Page.

Sigh, there is just so much weight against Dr Betech's zoological assertions, I'm surprised that you think it fruitful in attempting an intelligent discussion with him on such matters. It is doomed to failure as has been seen numerous times in the past.

David Ohsie said...

BTW, the pictures of the book pages are very effective. Good idea.

Tamir said...

Dr. Isaac Betech: "Since the published classic translation of Rambam words was different, I would like to be able to see the original Arabic; do you know if it is available?"

Anonymous: "The ktav yad of the Rambam's peirush hamishna to nedarim is found here http://jnul.huji.ac.il/dl/mss/html/heb5703_h.htm

I do not know if the comment is there, as I do not know Judeo-Arabic.
"

The linked page only provided the autographed manuscripts for Seder Mo'ed and Seder Nashim.
On anther page on the site( "Commentary on the Mishnah") it say that:
(a) No full autographed manuscript for Seder Tahorot has been found, and only fragments of the introduction have been published.
(b) R. Yosef Qafih used other manuscripts for his edition, where autographed ones weren't available( he did so also for Masekhet Shabat in Seder Mo'ed)

What you will do.
[a] Translate this sentence from the comment thread into Spanish: "I do not know if the comment is there, as I do not know Judeo-Arabic."
[b] List every person named in the comment thread.
[c] Transcribe the stretch of the comment thread from "(b) R. Yosef" through "in Seder Mo'ed)".

Recorded information.

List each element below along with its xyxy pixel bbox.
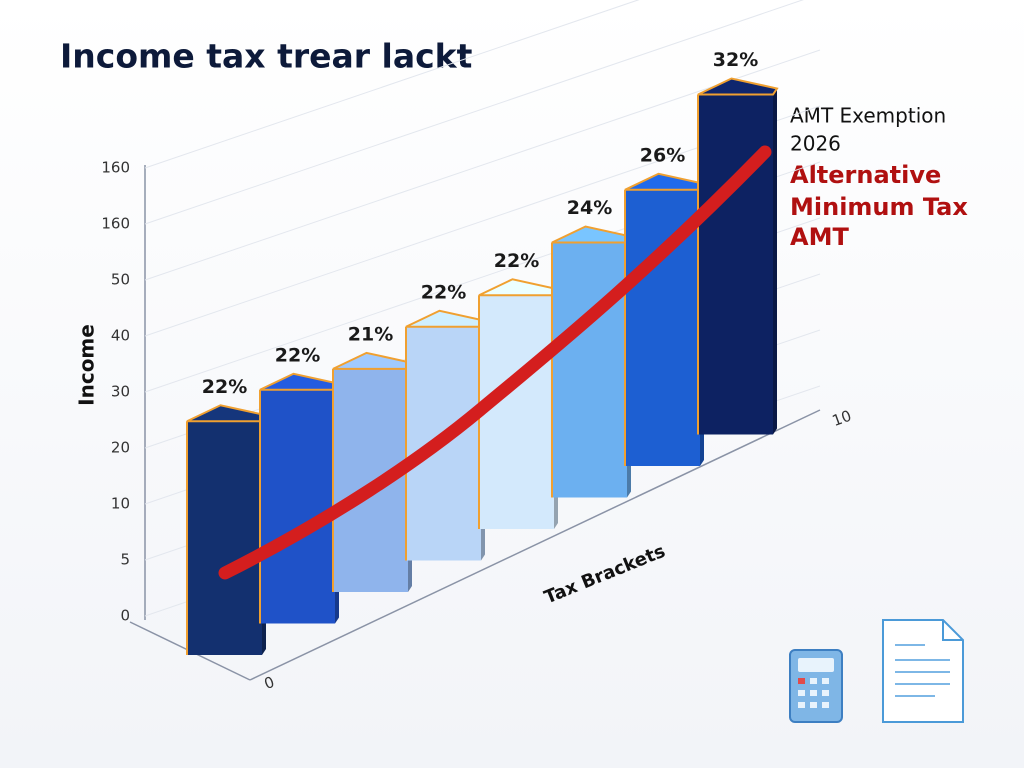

Expected results.
[a] No sé si el comentario está allí, ya que no sé judeoárabe.

[b]
- Dr. Isaac Betech
- David Ohsie
- Tamir
- the Rambam
- R. Yosef Qafih

[c]
(b) R. Yosef Qafih used other manuscripts for his edition, where autographed ones weren't available( he did so also for Masekhet Shabat in Seder Mo'ed)